● **JOB**
Reproduce each of the lines word for word.

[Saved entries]
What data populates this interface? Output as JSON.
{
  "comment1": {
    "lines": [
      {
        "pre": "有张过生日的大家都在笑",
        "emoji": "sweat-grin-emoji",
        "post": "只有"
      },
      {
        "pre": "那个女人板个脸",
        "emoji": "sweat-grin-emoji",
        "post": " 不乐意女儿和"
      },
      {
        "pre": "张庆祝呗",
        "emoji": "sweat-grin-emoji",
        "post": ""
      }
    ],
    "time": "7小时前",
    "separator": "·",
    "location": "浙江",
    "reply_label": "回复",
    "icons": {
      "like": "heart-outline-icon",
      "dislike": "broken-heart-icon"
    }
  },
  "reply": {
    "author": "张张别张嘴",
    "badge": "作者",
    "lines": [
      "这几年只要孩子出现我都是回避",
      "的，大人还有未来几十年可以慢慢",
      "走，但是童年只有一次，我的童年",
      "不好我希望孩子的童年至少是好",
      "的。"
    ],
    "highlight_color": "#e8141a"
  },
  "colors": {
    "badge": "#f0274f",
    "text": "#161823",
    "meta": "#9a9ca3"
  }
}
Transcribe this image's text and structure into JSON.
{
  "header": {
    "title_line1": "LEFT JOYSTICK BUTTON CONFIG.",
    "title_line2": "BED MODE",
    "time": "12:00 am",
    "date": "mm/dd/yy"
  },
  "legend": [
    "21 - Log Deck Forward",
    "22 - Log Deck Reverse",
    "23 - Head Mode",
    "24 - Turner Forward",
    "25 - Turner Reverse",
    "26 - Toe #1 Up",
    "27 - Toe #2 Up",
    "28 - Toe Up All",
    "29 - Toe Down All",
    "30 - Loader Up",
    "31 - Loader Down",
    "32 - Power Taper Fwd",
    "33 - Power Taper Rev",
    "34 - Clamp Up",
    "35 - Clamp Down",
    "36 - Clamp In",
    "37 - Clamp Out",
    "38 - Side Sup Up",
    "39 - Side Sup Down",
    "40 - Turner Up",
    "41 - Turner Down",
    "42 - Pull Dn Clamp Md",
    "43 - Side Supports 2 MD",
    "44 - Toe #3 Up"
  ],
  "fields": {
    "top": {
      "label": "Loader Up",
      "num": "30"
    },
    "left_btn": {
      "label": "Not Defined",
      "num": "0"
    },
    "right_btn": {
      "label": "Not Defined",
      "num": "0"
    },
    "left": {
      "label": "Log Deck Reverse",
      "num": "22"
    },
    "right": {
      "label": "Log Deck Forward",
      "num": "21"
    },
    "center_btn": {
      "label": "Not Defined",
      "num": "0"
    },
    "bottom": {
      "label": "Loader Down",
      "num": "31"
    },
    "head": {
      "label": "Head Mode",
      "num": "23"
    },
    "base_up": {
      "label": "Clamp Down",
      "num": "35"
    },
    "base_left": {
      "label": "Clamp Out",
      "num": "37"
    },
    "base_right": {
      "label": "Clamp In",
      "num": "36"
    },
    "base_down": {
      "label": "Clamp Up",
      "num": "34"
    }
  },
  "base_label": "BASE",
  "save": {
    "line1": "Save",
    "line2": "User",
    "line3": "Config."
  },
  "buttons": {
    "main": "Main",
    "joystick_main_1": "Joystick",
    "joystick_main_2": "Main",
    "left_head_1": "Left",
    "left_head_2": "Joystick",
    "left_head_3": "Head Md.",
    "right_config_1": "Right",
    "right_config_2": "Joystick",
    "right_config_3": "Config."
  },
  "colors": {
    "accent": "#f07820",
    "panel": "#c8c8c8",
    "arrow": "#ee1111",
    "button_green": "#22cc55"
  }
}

● **SOLUTION TO THIS TASK**
What data populates this interface? Output as JSON.
{
  "comment1": {
    "lines": [
      {
        "pre": "有张过生日的大家都在笑",
        "emoji": "sweat-grin-emoji",
        "post": "只有"
      },
      {
        "pre": "那个女人板个脸",
        "emoji": "sweat-grin-emoji",
        "post": " 不乐意女儿和"
      },
      {
        "pre": "张庆祝呗",
        "emoji": "sweat-grin-emoji",
        "post": ""
      }
    ],
    "time": "7小时前",
    "separator": "·",
    "location": "浙江",
    "reply_label": "回复",
    "icons": {
      "like": "heart-outline-icon",
      "dislike": "broken-heart-icon"
    }
  },
  "reply": {
    "author": "张张别张嘴",
    "badge": "作者",
    "lines": [
      "这几年只要孩子出现我都是回避",
      "的，大人还有未来几十年可以慢慢",
      "走，但是童年只有一次，我的童年",
      "不好我希望孩子的童年至少是好",
      "的。"
    ],
    "highlight_color": "#e8141a"
  },
  "colors": {
    "badge": "#f0274f",
    "text": "#161823",
    "meta": "#9a9ca3"
  }
}
Transcribe this image's text and structure into JSON.
{
  "header": {
    "title_line1": "LEFT JOYSTICK BUTTON CONFIG.",
    "title_line2": "BED MODE",
    "time": "12:00 am",
    "date": "mm/dd/yy"
  },
  "legend": [
    "21 - Log Deck Forward",
    "22 - Log Deck Reverse",
    "23 - Head Mode",
    "24 - Turner Forward",
    "25 - Turner Reverse",
    "26 - Toe #1 Up",
    "27 - Toe #2 Up",
    "28 - Toe Up All",
    "29 - Toe Down All",
    "30 - Loader Up",
    "31 - Loader Down",
    "32 - Power Taper Fwd",
    "33 - Power Taper Rev",
    "34 - Clamp Up",
    "35 - Clamp Down",
    "36 - Clamp In",
    "37 - Clamp Out",
    "38 - Side Sup Up",
    "39 - Side Sup Down",
    "40 - Turner Up",
    "41 - Turner Down",
    "42 - Pull Dn Clamp Md",
    "43 - Side Supports 2 MD",
    "44 - Toe #3 Up"
  ],
  "fields": {
    "top": {
      "label": "Loader Up",
      "num": "30"
    },
    "left_btn": {
      "label": "Not Defined",
      "num": "0"
    },
    "right_btn": {
      "label": "Not Defined",
      "num": "0"
    },
    "left": {
      "label": "Log Deck Reverse",
      "num": "22"
    },
    "right": {
      "label": "Log Deck Forward",
      "num": "21"
    },
    "center_btn": {
      "label": "Not Defined",
      "num": "0"
    },
    "bottom": {
      "label": "Loader Down",
      "num": "31"
    },
    "head": {
      "label": "Head Mode",
      "num": "23"
    },
    "base_up": {
      "label": "Clamp Down",
      "num": "35"
    },
    "base_left": {
      "label": "Clamp Out",
      "num": "37"
    },
    "base_right": {
      "label": "Clamp In",
      "num": "36"
    },
    "base_down": {
      "label": "Clamp Up",
      "num": "34"
    }
  },
  "base_label": "BASE",
  "save": {
    "line1": "Save",
    "line2": "User",
    "line3": "Config."
  },
  "buttons": {
    "main": "Main",
    "joystick_main_1": "Joystick",
    "joystick_main_2": "Main",
    "left_head_1": "Left",
    "left_head_2": "Joystick",
    "left_head_3": "Head Md.",
    "right_config_1": "Right",
    "right_config_2": "Joystick",
    "right_config_3": "Config."
  },
  "colors": {
    "accent": "#f07820",
    "panel": "#c8c8c8",
    "arrow": "#ee1111",
    "button_green": "#22cc55"
  }
}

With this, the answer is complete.